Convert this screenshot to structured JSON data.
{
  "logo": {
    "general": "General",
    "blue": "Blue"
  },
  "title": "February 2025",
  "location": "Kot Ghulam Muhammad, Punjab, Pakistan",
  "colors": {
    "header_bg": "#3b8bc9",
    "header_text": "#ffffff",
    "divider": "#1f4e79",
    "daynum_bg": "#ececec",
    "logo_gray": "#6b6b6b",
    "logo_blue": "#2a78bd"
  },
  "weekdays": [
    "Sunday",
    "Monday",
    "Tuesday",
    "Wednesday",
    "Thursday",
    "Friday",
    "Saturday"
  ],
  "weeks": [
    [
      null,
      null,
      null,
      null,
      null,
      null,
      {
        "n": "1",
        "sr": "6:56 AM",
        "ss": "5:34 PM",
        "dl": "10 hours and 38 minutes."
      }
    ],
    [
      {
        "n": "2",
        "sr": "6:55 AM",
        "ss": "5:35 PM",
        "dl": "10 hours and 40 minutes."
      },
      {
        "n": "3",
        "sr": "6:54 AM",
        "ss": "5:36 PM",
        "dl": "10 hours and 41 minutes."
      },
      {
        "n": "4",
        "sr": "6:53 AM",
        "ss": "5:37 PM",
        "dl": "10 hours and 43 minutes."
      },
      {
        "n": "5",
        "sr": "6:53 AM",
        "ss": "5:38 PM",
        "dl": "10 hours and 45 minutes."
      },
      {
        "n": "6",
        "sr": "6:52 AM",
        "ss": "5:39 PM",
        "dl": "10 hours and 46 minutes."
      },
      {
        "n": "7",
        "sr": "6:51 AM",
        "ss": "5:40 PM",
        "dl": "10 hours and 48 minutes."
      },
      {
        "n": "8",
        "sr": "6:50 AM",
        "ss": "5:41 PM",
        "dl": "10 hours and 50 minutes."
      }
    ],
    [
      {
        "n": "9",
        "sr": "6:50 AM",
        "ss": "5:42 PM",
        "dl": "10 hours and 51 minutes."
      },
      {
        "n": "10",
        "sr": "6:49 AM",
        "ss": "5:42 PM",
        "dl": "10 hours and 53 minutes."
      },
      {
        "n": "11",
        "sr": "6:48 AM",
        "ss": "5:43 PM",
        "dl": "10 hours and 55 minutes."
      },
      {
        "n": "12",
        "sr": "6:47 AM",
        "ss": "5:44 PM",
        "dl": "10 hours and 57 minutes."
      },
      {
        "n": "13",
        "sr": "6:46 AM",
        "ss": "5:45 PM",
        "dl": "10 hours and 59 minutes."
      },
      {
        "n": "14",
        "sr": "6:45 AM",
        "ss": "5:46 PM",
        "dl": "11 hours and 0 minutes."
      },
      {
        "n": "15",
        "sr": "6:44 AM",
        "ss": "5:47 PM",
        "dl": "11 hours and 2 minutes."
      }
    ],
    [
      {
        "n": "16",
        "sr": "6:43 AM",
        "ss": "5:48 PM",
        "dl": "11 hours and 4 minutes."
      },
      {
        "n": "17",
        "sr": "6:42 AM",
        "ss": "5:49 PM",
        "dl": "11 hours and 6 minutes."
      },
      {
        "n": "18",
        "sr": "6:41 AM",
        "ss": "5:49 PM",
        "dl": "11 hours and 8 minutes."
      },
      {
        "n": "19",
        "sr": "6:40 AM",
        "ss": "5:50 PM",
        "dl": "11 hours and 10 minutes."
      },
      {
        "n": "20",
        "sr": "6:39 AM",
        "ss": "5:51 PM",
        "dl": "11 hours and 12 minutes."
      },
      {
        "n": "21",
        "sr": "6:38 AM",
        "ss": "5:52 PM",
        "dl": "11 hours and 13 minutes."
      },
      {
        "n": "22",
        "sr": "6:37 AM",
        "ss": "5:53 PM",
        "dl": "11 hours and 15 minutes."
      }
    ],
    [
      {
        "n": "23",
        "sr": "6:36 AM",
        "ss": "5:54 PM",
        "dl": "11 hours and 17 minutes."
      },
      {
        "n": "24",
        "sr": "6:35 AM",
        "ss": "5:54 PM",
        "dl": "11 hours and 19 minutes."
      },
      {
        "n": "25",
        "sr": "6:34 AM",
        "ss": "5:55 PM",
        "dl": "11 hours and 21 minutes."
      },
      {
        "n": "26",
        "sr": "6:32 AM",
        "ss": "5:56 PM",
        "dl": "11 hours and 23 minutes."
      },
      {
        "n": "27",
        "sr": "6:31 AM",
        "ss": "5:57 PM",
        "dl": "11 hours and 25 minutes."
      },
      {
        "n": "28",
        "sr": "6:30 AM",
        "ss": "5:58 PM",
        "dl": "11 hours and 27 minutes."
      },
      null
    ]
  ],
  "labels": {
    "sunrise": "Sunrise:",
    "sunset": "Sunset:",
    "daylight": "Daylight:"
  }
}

** PROBLEM DESCRIPTION **
Transcribe the whole listing exactly.

** TASK RESPONSE **
Convert this screenshot to structured JSON data.
{
  "logo": {
    "general": "General",
    "blue": "Blue"
  },
  "title": "February 2025",
  "location": "Kot Ghulam Muhammad, Punjab, Pakistan",
  "colors": {
    "header_bg": "#3b8bc9",
    "header_text": "#ffffff",
    "divider": "#1f4e79",
    "daynum_bg": "#ececec",
    "logo_gray": "#6b6b6b",
    "logo_blue": "#2a78bd"
  },
  "weekdays": [
    "Sunday",
    "Monday",
    "Tuesday",
    "Wednesday",
    "Thursday",
    "Friday",
    "Saturday"
  ],
  "weeks": [
    [
      null,
      null,
      null,
      null,
      null,
      null,
      {
        "n": "1",
        "sr": "6:56 AM",
        "ss": "5:34 PM",
        "dl": "10 hours and 38 minutes."
      }
    ],
    [
      {
        "n": "2",
        "sr": "6:55 AM",
        "ss": "5:35 PM",
        "dl": "10 hours and 40 minutes."
      },
      {
        "n": "3",
        "sr": "6:54 AM",
        "ss": "5:36 PM",
        "dl": "10 hours and 41 minutes."
      },
      {
        "n": "4",
        "sr": "6:53 AM",
        "ss": "5:37 PM",
        "dl": "10 hours and 43 minutes."
      },
      {
        "n": "5",
        "sr": "6:53 AM",
        "ss": "5:38 PM",
        "dl": "10 hours and 45 minutes."
      },
      {
        "n": "6",
        "sr": "6:52 AM",
        "ss": "5:39 PM",
        "dl": "10 hours and 46 minutes."
      },
      {
        "n": "7",
        "sr": "6:51 AM",
        "ss": "5:40 PM",
        "dl": "10 hours and 48 minutes."
      },
      {
        "n": "8",
        "sr": "6:50 AM",
        "ss": "5:41 PM",
        "dl": "10 hours and 50 minutes."
      }
    ],
    [
      {
        "n": "9",
        "sr": "6:50 AM",
        "ss": "5:42 PM",
        "dl": "10 hours and 51 minutes."
      },
      {
        "n": "10",
        "sr": "6:49 AM",
        "ss": "5:42 PM",
        "dl": "10 hours and 53 minutes."
      },
      {
        "n": "11",
        "sr": "6:48 AM",
        "ss": "5:43 PM",
        "dl": "10 hours and 55 minutes."
      },
      {
        "n": "12",
        "sr": "6:47 AM",
        "ss": "5:44 PM",
        "dl": "10 hours and 57 minutes."
      },
      {
        "n": "13",
        "sr": "6:46 AM",
        "ss": "5:45 PM",
        "dl": "10 hours and 59 minutes."
      },
      {
        "n": "14",
        "sr": "6:45 AM",
        "ss": "5:46 PM",
        "dl": "11 hours and 0 minutes."
      },
      {
        "n": "15",
        "sr": "6:44 AM",
        "ss": "5:47 PM",
        "dl": "11 hours and 2 minutes."
      }
    ],
    [
      {
        "n": "16",
        "sr": "6:43 AM",
        "ss": "5:48 PM",
        "dl": "11 hours and 4 minutes."
      },
      {
        "n": "17",
        "sr": "6:42 AM",
        "ss": "5:49 PM",
        "dl": "11 hours and 6 minutes."
      },
      {
        "n": "18",
        "sr": "6:41 AM",
        "ss": "5:49 PM",
        "dl": "11 hours and 8 minutes."
      },
      {
        "n": "19",
        "sr": "6:40 AM",
        "ss": "5:50 PM",
        "dl": "11 hours and 10 minutes."
      },
      {
        "n": "20",
        "sr": "6:39 AM",
        "ss": "5:51 PM",
        "dl": "11 hours and 12 minutes."
      },
      {
        "n": "21",
        "sr": "6:38 AM",
        "ss": "5:52 PM",
        "dl": "11 hours and 13 minutes."
      },
      {
        "n": "22",
        "sr": "6:37 AM",
        "ss": "5:53 PM",
        "dl": "11 hours and 15 minutes."
      }
    ],
    [
      {
        "n": "23",
        "sr": "6:36 AM",
        "ss": "5:54 PM",
        "dl": "11 hours and 17 minutes."
      },
      {
        "n": "24",
        "sr": "6:35 AM",
        "ss": "5:54 PM",
        "dl": "11 hours and 19 minutes."
      },
      {
        "n": "25",
        "sr": "6:34 AM",
        "ss": "5:55 PM",
        "dl": "11 hours and 21 minutes."
      },
      {
        "n": "26",
        "sr": "6:32 AM",
        "ss": "5:56 PM",
        "dl": "11 hours and 23 minutes."
      },
      {
        "n": "27",
        "sr": "6:31 AM",
        "ss": "5:57 PM",
        "dl": "11 hours and 25 minutes."
      },
      {
        "n": "28",
        "sr": "6:30 AM",
        "ss": "5:58 PM",
        "dl": "11 hours and 27 minutes."
      },
      null
    ]
  ],
  "labels": {
    "sunrise": "Sunrise:",
    "sunset": "Sunset:",
    "daylight": "Daylight:"
  }
}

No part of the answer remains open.